## Description of the task
Which lines contain the string "Automotive"? Please list every one of them.

## The data
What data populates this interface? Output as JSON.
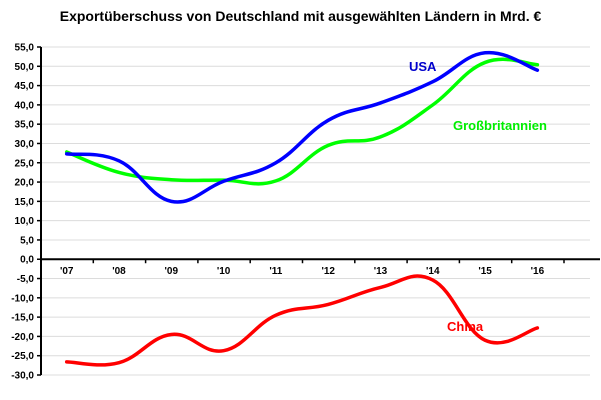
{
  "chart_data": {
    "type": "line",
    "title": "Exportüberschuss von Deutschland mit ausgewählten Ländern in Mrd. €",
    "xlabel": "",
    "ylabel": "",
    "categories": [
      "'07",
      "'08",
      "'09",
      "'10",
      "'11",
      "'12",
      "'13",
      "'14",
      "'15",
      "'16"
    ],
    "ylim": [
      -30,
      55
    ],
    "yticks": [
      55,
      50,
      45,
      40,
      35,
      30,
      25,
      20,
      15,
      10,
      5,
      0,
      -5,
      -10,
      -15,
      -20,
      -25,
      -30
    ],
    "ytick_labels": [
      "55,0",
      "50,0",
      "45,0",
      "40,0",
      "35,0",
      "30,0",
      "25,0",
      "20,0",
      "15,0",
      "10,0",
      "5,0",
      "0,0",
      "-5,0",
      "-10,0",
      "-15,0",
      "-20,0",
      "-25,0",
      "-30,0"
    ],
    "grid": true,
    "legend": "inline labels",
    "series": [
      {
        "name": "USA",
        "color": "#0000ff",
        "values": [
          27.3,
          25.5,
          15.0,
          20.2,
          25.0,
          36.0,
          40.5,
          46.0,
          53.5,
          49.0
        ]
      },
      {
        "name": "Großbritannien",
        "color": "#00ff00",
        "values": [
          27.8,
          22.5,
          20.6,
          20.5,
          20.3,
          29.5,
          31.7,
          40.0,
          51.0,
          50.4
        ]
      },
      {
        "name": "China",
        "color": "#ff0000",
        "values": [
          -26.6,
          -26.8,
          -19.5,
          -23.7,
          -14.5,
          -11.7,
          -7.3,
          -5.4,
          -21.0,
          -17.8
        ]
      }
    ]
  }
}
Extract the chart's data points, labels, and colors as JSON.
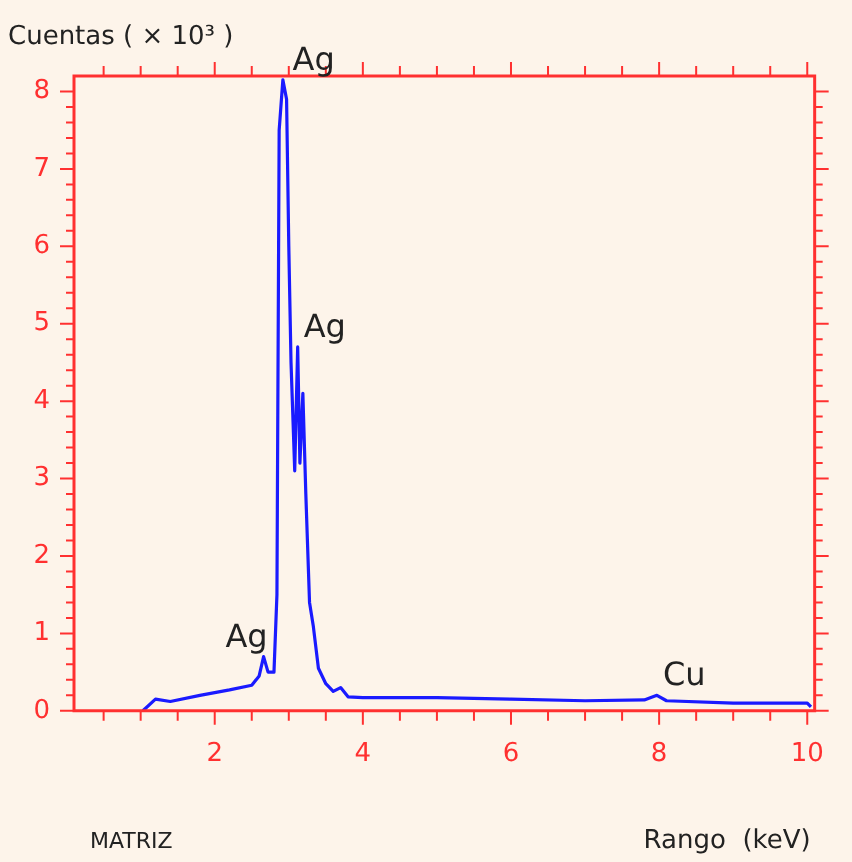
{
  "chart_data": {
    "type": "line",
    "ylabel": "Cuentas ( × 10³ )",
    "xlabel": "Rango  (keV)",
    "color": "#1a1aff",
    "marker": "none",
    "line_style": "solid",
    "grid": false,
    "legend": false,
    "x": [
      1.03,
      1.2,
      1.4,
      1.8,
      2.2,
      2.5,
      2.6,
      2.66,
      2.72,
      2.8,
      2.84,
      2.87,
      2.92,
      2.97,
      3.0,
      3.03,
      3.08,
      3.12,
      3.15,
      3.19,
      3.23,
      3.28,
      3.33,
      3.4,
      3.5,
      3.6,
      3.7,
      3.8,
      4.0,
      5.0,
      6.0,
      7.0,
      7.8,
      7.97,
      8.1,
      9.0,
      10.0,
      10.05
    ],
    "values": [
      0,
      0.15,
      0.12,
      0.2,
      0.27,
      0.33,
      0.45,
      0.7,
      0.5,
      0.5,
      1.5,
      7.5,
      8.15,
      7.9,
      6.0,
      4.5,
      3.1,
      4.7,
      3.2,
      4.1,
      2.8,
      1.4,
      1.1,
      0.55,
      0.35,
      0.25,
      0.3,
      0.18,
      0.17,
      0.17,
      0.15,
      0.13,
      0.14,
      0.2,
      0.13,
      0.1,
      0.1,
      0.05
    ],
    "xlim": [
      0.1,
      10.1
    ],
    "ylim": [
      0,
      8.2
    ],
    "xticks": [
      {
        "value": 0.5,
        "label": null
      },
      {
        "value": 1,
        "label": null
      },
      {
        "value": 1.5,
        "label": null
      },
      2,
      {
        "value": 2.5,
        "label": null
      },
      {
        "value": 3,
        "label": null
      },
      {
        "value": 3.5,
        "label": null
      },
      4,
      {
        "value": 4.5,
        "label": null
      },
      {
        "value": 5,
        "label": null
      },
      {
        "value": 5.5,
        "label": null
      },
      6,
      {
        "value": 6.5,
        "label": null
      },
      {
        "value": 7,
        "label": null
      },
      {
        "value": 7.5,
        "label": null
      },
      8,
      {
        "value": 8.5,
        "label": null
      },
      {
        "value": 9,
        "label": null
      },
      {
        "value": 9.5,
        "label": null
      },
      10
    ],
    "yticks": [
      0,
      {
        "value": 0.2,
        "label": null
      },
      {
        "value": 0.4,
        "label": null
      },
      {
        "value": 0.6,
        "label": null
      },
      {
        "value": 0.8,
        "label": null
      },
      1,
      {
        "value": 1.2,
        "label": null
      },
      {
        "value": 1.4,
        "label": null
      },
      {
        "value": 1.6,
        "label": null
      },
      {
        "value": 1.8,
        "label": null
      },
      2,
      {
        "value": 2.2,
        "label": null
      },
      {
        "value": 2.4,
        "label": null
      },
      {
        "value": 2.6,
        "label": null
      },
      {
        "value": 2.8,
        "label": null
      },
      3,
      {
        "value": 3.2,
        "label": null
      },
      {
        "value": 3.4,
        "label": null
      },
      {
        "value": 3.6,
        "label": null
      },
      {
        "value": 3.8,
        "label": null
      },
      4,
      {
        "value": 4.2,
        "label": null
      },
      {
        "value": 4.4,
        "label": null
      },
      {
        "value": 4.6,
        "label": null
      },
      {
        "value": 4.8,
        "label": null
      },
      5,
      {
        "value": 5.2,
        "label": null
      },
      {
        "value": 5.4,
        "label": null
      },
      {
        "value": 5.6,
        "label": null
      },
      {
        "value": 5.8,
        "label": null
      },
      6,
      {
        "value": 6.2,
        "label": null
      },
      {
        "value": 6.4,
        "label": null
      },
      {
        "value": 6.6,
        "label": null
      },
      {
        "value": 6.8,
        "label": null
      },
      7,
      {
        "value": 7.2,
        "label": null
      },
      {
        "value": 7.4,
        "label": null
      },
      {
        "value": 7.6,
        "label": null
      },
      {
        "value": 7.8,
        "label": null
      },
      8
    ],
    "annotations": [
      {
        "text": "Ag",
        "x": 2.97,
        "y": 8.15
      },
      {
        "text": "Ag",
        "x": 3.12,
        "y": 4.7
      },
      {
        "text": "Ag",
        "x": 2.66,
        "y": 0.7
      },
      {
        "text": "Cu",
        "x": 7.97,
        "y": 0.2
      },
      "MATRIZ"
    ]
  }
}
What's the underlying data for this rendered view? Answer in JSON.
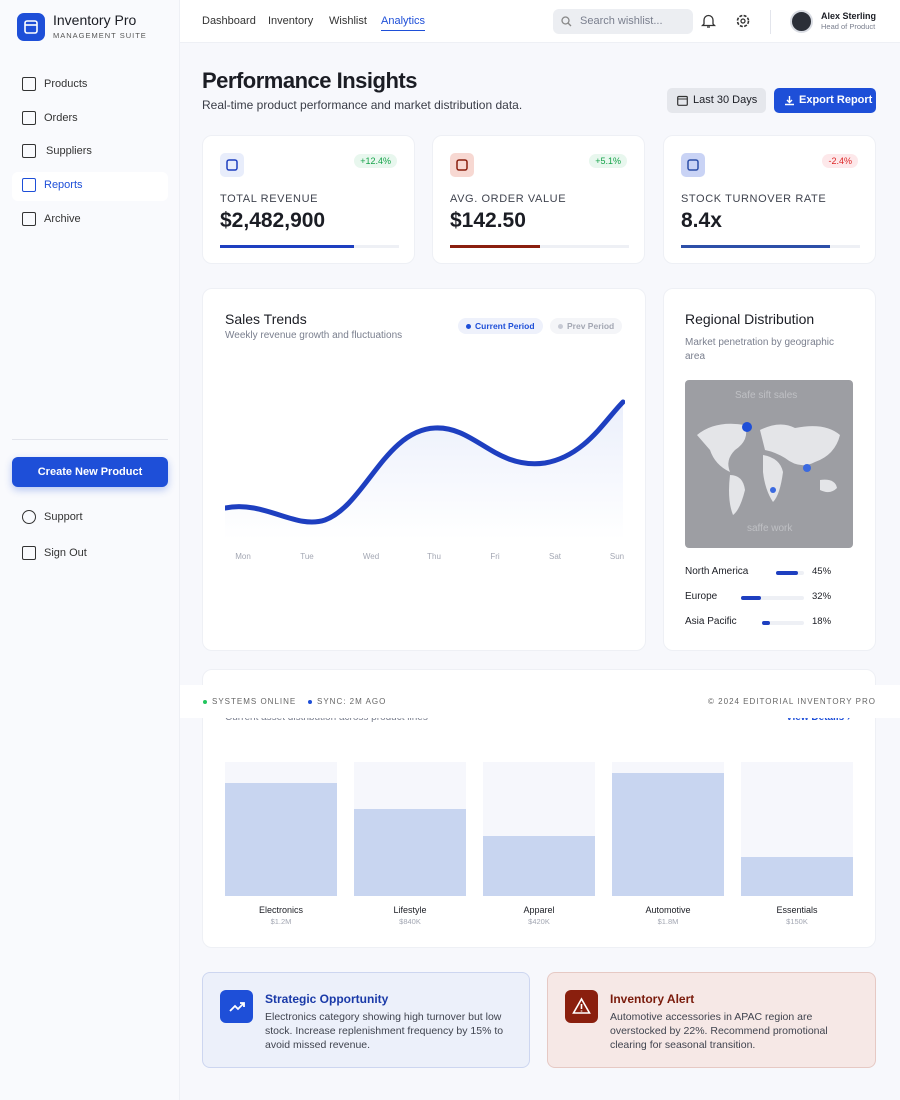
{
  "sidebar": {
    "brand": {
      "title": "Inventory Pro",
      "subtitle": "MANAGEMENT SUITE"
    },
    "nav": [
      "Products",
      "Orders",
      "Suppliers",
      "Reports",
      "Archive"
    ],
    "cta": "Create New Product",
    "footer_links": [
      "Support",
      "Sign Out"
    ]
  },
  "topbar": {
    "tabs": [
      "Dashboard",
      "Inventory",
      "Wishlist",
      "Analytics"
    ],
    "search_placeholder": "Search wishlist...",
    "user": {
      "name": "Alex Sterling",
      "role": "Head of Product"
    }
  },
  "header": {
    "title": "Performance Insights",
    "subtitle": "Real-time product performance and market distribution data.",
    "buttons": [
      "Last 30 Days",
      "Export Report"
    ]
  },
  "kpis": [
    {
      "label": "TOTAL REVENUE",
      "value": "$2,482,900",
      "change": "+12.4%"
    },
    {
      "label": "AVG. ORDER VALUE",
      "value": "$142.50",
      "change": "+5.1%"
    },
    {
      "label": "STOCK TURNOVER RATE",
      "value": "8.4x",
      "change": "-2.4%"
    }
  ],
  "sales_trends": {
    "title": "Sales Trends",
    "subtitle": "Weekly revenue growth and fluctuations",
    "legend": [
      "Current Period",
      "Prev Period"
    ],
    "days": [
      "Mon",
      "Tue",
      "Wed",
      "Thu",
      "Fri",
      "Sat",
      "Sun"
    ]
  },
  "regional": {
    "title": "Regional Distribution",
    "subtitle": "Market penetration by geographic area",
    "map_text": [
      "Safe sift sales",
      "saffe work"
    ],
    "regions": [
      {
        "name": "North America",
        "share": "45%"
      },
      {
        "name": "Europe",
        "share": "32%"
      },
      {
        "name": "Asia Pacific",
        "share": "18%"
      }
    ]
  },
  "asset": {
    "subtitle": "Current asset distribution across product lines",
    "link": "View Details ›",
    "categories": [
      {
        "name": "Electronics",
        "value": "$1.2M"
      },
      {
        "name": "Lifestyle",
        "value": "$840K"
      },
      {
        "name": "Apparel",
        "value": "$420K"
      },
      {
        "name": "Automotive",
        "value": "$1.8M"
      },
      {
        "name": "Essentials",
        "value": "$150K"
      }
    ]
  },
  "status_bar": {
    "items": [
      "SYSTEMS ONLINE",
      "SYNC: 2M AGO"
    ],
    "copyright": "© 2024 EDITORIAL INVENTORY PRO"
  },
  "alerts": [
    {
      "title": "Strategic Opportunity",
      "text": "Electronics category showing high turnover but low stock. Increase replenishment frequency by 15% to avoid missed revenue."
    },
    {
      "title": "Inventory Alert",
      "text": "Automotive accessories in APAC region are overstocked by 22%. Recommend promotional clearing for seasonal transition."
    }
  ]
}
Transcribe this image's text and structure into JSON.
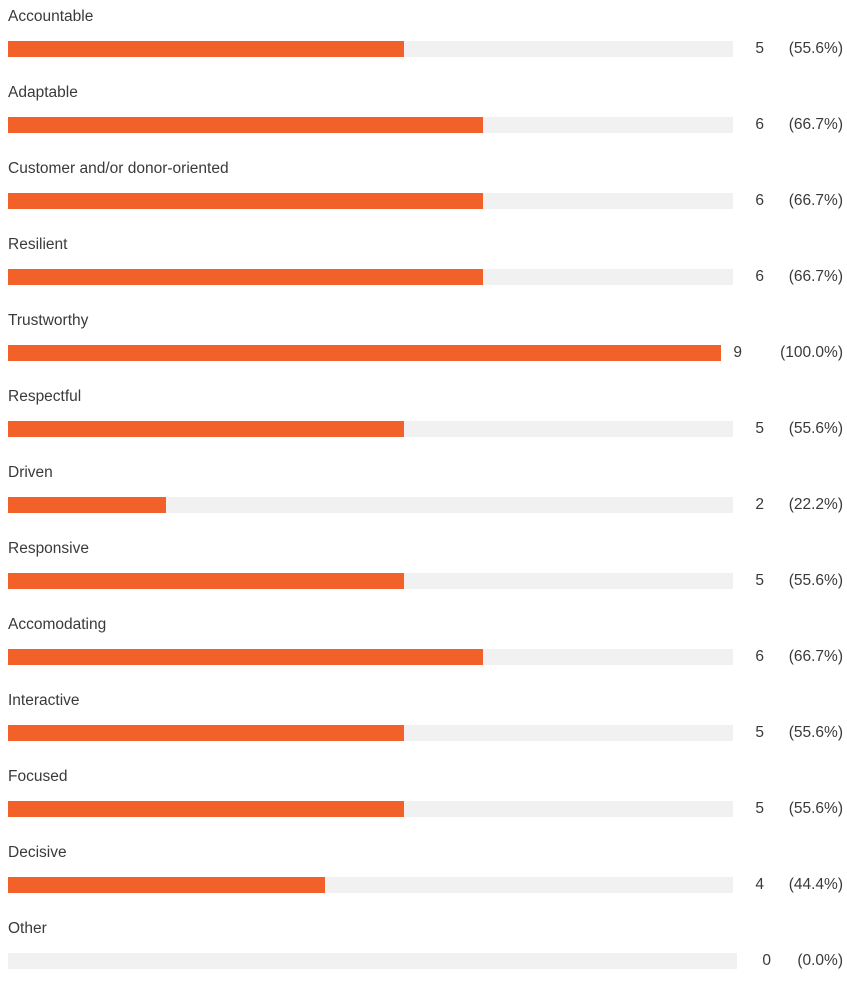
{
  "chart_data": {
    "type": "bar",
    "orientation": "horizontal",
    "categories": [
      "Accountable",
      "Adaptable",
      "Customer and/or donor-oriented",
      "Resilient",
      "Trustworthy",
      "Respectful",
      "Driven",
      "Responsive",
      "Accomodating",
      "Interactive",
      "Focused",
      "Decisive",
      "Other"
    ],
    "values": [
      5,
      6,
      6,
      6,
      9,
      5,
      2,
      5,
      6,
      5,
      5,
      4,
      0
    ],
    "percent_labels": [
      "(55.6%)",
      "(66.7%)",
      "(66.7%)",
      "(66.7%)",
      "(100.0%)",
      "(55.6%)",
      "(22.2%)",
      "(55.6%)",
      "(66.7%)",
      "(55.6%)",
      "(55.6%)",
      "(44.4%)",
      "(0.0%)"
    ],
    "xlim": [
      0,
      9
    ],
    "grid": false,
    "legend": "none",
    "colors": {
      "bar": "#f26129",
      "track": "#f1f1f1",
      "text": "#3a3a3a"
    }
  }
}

## Final result
        "name": "Automotive",
      "text": "Automotive accessories in APAC region are overstocked by 22%. Recommend promotional clearing for seasonal transition."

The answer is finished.